→ Work instructions
Only a number is wanted here: the number of lines of the data that include "this".

--- START OF Records to use ---

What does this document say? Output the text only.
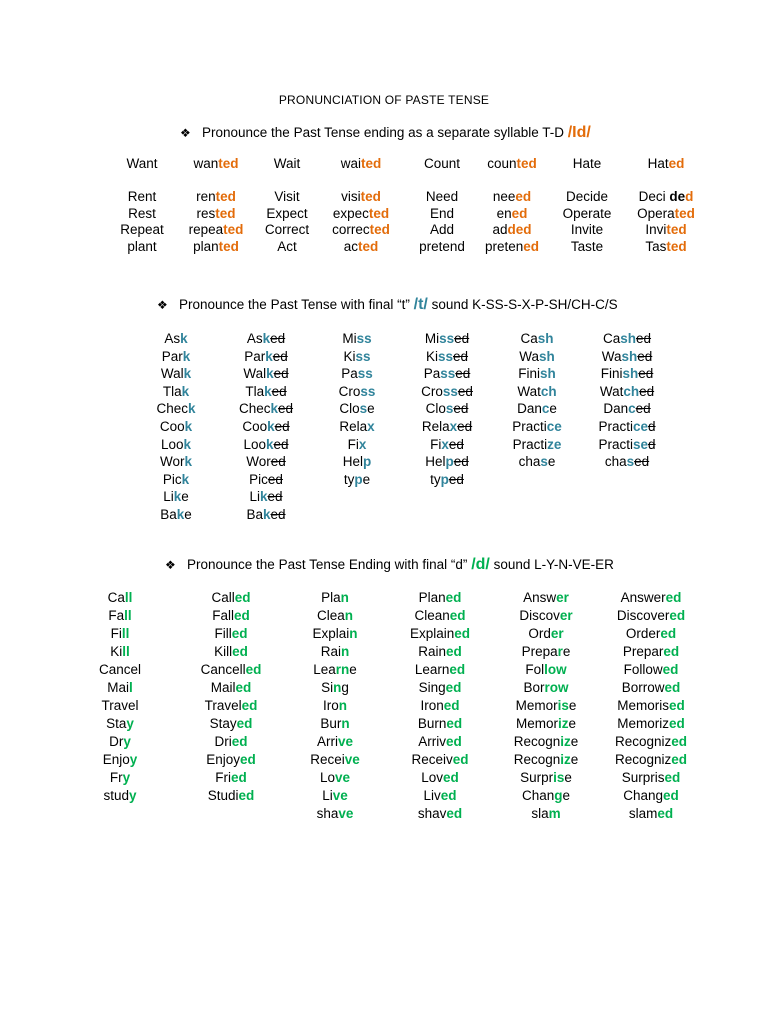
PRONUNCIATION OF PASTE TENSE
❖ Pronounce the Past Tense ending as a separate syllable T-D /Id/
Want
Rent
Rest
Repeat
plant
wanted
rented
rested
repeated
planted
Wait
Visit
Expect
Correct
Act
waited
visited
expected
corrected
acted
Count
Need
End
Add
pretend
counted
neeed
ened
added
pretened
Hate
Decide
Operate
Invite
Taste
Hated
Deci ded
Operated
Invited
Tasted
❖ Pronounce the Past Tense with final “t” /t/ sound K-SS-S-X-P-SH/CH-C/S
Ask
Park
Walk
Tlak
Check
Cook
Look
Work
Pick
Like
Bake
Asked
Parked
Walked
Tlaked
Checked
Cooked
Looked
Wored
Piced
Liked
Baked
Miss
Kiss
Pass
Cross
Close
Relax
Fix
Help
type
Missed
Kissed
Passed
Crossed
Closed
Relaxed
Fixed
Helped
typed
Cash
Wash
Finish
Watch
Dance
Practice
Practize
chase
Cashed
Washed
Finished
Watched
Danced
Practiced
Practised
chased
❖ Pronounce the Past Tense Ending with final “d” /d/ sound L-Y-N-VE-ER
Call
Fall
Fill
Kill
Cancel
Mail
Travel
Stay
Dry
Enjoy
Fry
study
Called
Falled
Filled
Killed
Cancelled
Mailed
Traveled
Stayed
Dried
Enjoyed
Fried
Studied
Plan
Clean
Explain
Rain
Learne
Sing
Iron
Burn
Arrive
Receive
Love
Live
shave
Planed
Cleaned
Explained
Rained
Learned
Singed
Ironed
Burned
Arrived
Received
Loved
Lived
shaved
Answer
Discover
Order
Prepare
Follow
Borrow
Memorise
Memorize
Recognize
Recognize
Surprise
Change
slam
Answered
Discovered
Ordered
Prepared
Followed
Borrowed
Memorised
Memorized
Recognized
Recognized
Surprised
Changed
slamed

--- END OF Records to use ---
--- START OF Records to use ---

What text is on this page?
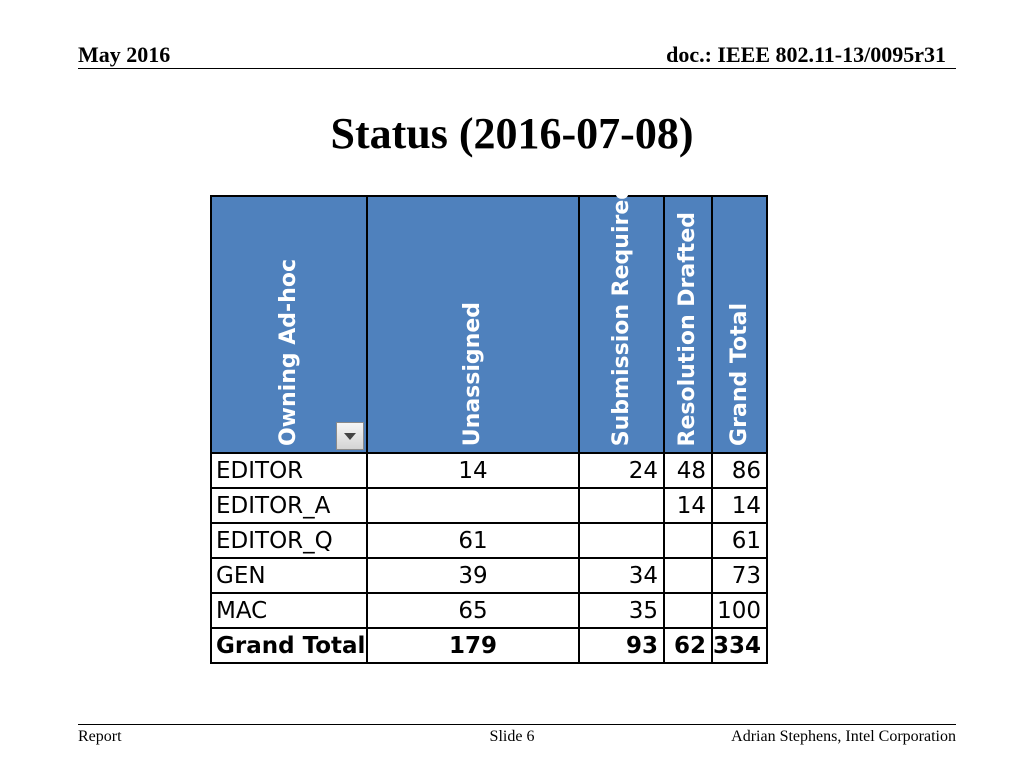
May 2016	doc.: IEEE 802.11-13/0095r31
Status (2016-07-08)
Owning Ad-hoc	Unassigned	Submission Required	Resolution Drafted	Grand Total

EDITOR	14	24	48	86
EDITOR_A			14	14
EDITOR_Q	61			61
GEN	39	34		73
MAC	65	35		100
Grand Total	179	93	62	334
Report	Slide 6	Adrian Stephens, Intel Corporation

--- END OF Records to use ---

→ Right answer
2